(Rows from a dataset)
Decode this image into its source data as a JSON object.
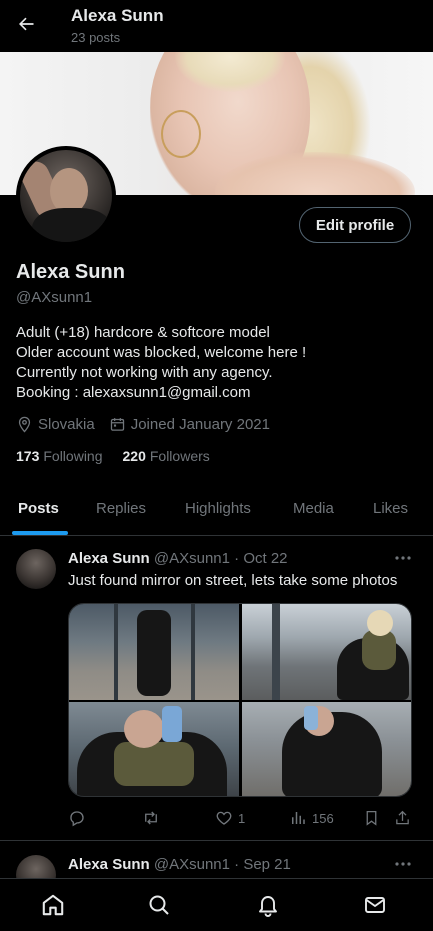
{
  "header": {
    "name": "Alexa Sunn",
    "posts_count": "23 posts"
  },
  "profile": {
    "name": "Alexa Sunn",
    "handle": "@AXsunn1",
    "edit_label": "Edit profile",
    "bio": [
      "Adult (+18) hardcore & softcore model",
      "Older account was blocked, welcome here !",
      "Currently not working with any agency.",
      "Booking : alexaxsunn1@gmail.com"
    ],
    "location": "Slovakia",
    "joined": "Joined January 2021",
    "following_count": "173",
    "following_label": "Following",
    "followers_count": "220",
    "followers_label": "Followers"
  },
  "tabs": [
    "Posts",
    "Replies",
    "Highlights",
    "Media",
    "Likes"
  ],
  "tweets": [
    {
      "name": "Alexa Sunn",
      "handle": "@AXsunn1",
      "sep": "·",
      "date": "Oct 22",
      "text": "Just found mirror on street, lets take some photos",
      "likes": "1",
      "views": "156"
    },
    {
      "name": "Alexa Sunn",
      "handle": "@AXsunn1",
      "sep": "·",
      "date": "Sep 21"
    }
  ],
  "icons": {
    "back": "arrow-left-icon",
    "more": "more-dots-icon",
    "location": "location-pin-icon",
    "calendar": "calendar-icon",
    "reply": "reply-icon",
    "retweet": "retweet-icon",
    "like": "heart-icon",
    "views": "views-icon",
    "bookmark": "bookmark-icon",
    "share": "share-icon",
    "home": "home-icon",
    "search": "search-icon",
    "notifications": "bell-icon",
    "messages": "mail-icon"
  },
  "colors": {
    "accent": "#1d9bf0",
    "background": "#000000",
    "text": "#e7e9ea",
    "muted": "#71767b",
    "border": "#2f3336"
  }
}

WHAT IS ASKED
Output the entries above exactly. Drop the pictures.

RIGHT ANSWER
Decode this image into its source data as a JSON object.
{
  "header": {
    "name": "Alexa Sunn",
    "posts_count": "23 posts"
  },
  "profile": {
    "name": "Alexa Sunn",
    "handle": "@AXsunn1",
    "edit_label": "Edit profile",
    "bio": [
      "Adult (+18) hardcore & softcore model",
      "Older account was blocked, welcome here !",
      "Currently not working with any agency.",
      "Booking : alexaxsunn1@gmail.com"
    ],
    "location": "Slovakia",
    "joined": "Joined January 2021",
    "following_count": "173",
    "following_label": "Following",
    "followers_count": "220",
    "followers_label": "Followers"
  },
  "tabs": [
    "Posts",
    "Replies",
    "Highlights",
    "Media",
    "Likes"
  ],
  "tweets": [
    {
      "name": "Alexa Sunn",
      "handle": "@AXsunn1",
      "sep": "·",
      "date": "Oct 22",
      "text": "Just found mirror on street, lets take some photos",
      "likes": "1",
      "views": "156"
    },
    {
      "name": "Alexa Sunn",
      "handle": "@AXsunn1",
      "sep": "·",
      "date": "Sep 21"
    }
  ],
  "icons": {
    "back": "arrow-left-icon",
    "more": "more-dots-icon",
    "location": "location-pin-icon",
    "calendar": "calendar-icon",
    "reply": "reply-icon",
    "retweet": "retweet-icon",
    "like": "heart-icon",
    "views": "views-icon",
    "bookmark": "bookmark-icon",
    "share": "share-icon",
    "home": "home-icon",
    "search": "search-icon",
    "notifications": "bell-icon",
    "messages": "mail-icon"
  },
  "colors": {
    "accent": "#1d9bf0",
    "background": "#000000",
    "text": "#e7e9ea",
    "muted": "#71767b",
    "border": "#2f3336"
  }
}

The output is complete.